[TASK TO CARRY OUT] Print the records again, character for character.

[Figure dataset records]

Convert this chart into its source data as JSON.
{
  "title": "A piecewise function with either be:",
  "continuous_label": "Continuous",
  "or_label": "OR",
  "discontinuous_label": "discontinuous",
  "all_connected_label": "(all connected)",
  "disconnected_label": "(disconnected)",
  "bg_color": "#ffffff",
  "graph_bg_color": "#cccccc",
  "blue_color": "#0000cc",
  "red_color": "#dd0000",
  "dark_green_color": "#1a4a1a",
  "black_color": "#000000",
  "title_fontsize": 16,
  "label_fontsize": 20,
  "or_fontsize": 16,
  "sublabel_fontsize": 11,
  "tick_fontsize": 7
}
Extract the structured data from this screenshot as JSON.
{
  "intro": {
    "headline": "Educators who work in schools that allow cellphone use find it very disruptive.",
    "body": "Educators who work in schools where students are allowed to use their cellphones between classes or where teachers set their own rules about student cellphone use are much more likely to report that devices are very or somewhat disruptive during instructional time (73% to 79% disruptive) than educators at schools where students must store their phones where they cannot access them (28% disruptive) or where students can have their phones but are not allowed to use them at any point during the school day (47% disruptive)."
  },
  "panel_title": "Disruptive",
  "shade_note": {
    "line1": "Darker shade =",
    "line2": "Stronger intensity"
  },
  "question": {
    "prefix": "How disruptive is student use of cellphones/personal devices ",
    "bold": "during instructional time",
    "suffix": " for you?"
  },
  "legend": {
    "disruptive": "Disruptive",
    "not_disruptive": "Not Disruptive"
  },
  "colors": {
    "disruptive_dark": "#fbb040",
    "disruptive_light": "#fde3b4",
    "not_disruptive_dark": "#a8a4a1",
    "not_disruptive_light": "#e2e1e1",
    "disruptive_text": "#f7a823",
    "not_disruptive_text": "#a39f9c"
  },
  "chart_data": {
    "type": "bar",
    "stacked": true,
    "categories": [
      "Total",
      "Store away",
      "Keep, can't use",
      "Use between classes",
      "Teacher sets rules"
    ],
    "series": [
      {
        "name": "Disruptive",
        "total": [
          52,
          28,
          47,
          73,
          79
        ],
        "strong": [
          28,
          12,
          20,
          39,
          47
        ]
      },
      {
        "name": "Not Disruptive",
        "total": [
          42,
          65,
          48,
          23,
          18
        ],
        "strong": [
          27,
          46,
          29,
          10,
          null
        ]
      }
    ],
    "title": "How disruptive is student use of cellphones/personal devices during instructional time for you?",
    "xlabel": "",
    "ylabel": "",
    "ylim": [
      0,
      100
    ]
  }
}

[FULL SOLUTION]
Convert this chart into its source data as JSON.
{
  "title": "A piecewise function with either be:",
  "continuous_label": "Continuous",
  "or_label": "OR",
  "discontinuous_label": "discontinuous",
  "all_connected_label": "(all connected)",
  "disconnected_label": "(disconnected)",
  "bg_color": "#ffffff",
  "graph_bg_color": "#cccccc",
  "blue_color": "#0000cc",
  "red_color": "#dd0000",
  "dark_green_color": "#1a4a1a",
  "black_color": "#000000",
  "title_fontsize": 16,
  "label_fontsize": 20,
  "or_fontsize": 16,
  "sublabel_fontsize": 11,
  "tick_fontsize": 7
}
Extract the structured data from this screenshot as JSON.
{
  "intro": {
    "headline": "Educators who work in schools that allow cellphone use find it very disruptive.",
    "body": "Educators who work in schools where students are allowed to use their cellphones between classes or where teachers set their own rules about student cellphone use are much more likely to report that devices are very or somewhat disruptive during instructional time (73% to 79% disruptive) than educators at schools where students must store their phones where they cannot access them (28% disruptive) or where students can have their phones but are not allowed to use them at any point during the school day (47% disruptive)."
  },
  "panel_title": "Disruptive",
  "shade_note": {
    "line1": "Darker shade =",
    "line2": "Stronger intensity"
  },
  "question": {
    "prefix": "How disruptive is student use of cellphones/personal devices ",
    "bold": "during instructional time",
    "suffix": " for you?"
  },
  "legend": {
    "disruptive": "Disruptive",
    "not_disruptive": "Not Disruptive"
  },
  "colors": {
    "disruptive_dark": "#fbb040",
    "disruptive_light": "#fde3b4",
    "not_disruptive_dark": "#a8a4a1",
    "not_disruptive_light": "#e2e1e1",
    "disruptive_text": "#f7a823",
    "not_disruptive_text": "#a39f9c"
  },
  "chart_data": {
    "type": "bar",
    "stacked": true,
    "categories": [
      "Total",
      "Store away",
      "Keep, can't use",
      "Use between classes",
      "Teacher sets rules"
    ],
    "series": [
      {
        "name": "Disruptive",
        "total": [
          52,
          28,
          47,
          73,
          79
        ],
        "strong": [
          28,
          12,
          20,
          39,
          47
        ]
      },
      {
        "name": "Not Disruptive",
        "total": [
          42,
          65,
          48,
          23,
          18
        ],
        "strong": [
          27,
          46,
          29,
          10,
          null
        ]
      }
    ],
    "title": "How disruptive is student use of cellphones/personal devices during instructional time for you?",
    "xlabel": "",
    "ylabel": "",
    "ylim": [
      0,
      100
    ]
  }
}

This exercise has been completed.